Reproduce every entry below precisely. Pictures are excluded from the copy.

— start of INPUT ROWS —

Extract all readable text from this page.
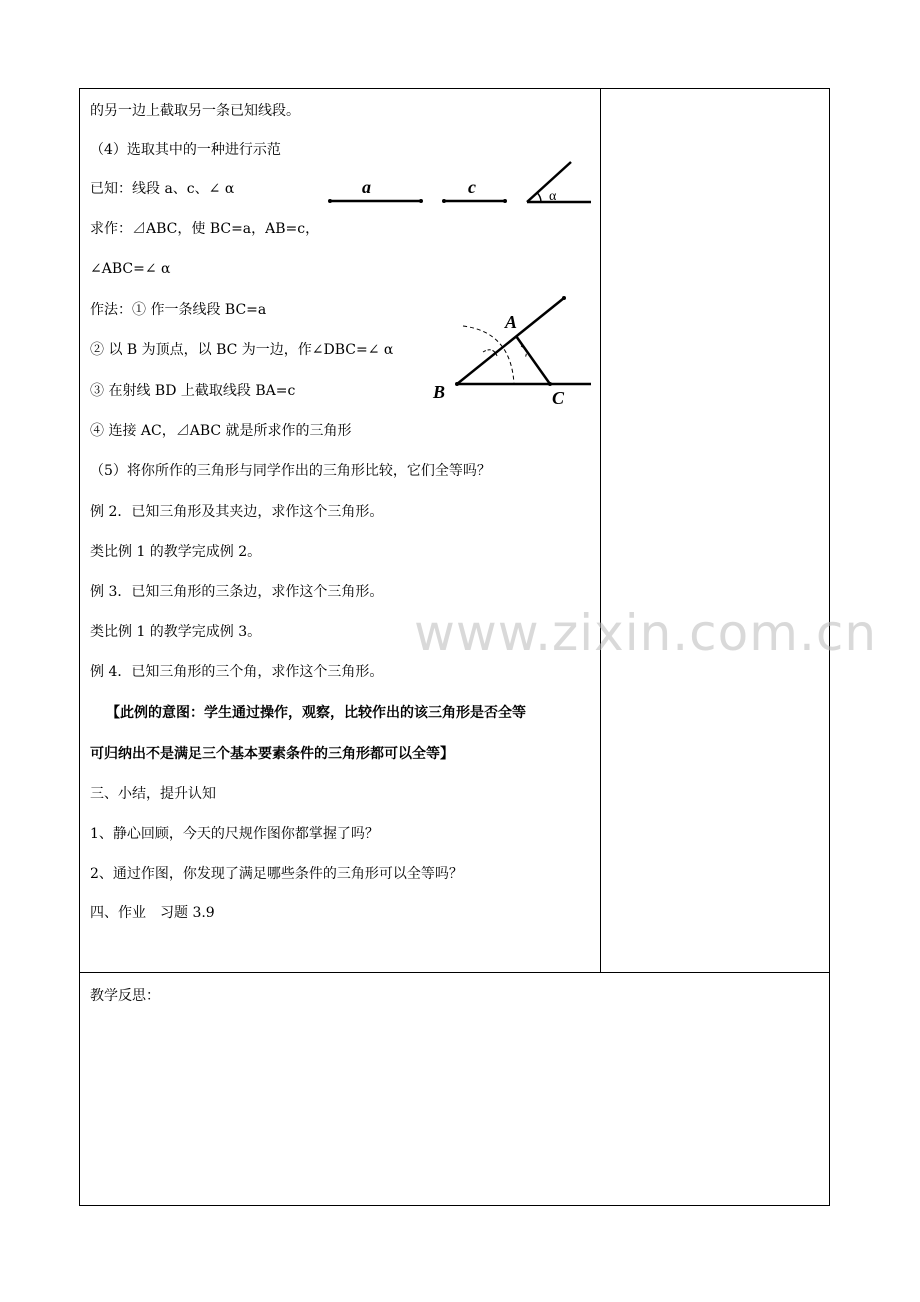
的另一边上截取另一条已知线段。
（4）选取其中的一种进行示范
已知：线段 a、c、∠ α
求作：⊿ABC，使 BC=a，AB=c，
∠ABC=∠ α
作法：① 作一条线段 BC=a
② 以 B 为顶点，以 BC 为一边，作∠DBC=∠ α
③ 在射线 BD 上截取线段 BA=c
④ 连接 AC，⊿ABC 就是所求作的三角形
（5）将你所作的三角形与同学作出的三角形比较，它们全等吗？
例 2．已知三角形及其夹边，求作这个三角形。
类比例 1 的教学完成例 2。
例 3．已知三角形的三条边，求作这个三角形。
类比例 1 的教学完成例 3。
例 4．已知三角形的三个角，求作这个三角形。
【此例的意图：学生通过操作，观察，比较作出的该三角形是否全等
可归纳出不是满足三个基本要素条件的三角形都可以全等】
三、小结，提升认知
1、静心回顾，今天的尺规作图你都掌握了吗？
2、通过作图，你发现了满足哪些条件的三角形可以全等吗？
四、作业　习题 3.9
教学反思：
a	c	α
A
B	C
www.zixin.com.cn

— end of INPUT ROWS —

### OUTPUT:
Extract all readable text from this page.
的另一边上截取另一条已知线段。
（4）选取其中的一种进行示范
已知：线段 a、c、∠ α
求作：⊿ABC，使 BC=a，AB=c，
∠ABC=∠ α
作法：① 作一条线段 BC=a
② 以 B 为顶点，以 BC 为一边，作∠DBC=∠ α
③ 在射线 BD 上截取线段 BA=c
④ 连接 AC，⊿ABC 就是所求作的三角形
（5）将你所作的三角形与同学作出的三角形比较，它们全等吗？
例 2．已知三角形及其夹边，求作这个三角形。
类比例 1 的教学完成例 2。
例 3．已知三角形的三条边，求作这个三角形。
类比例 1 的教学完成例 3。
例 4．已知三角形的三个角，求作这个三角形。
【此例的意图：学生通过操作，观察，比较作出的该三角形是否全等
可归纳出不是满足三个基本要素条件的三角形都可以全等】
三、小结，提升认知
1、静心回顾，今天的尺规作图你都掌握了吗？
2、通过作图，你发现了满足哪些条件的三角形可以全等吗？
四、作业　习题 3.9
教学反思：
a	c	α
A
B	C
www.zixin.com.cn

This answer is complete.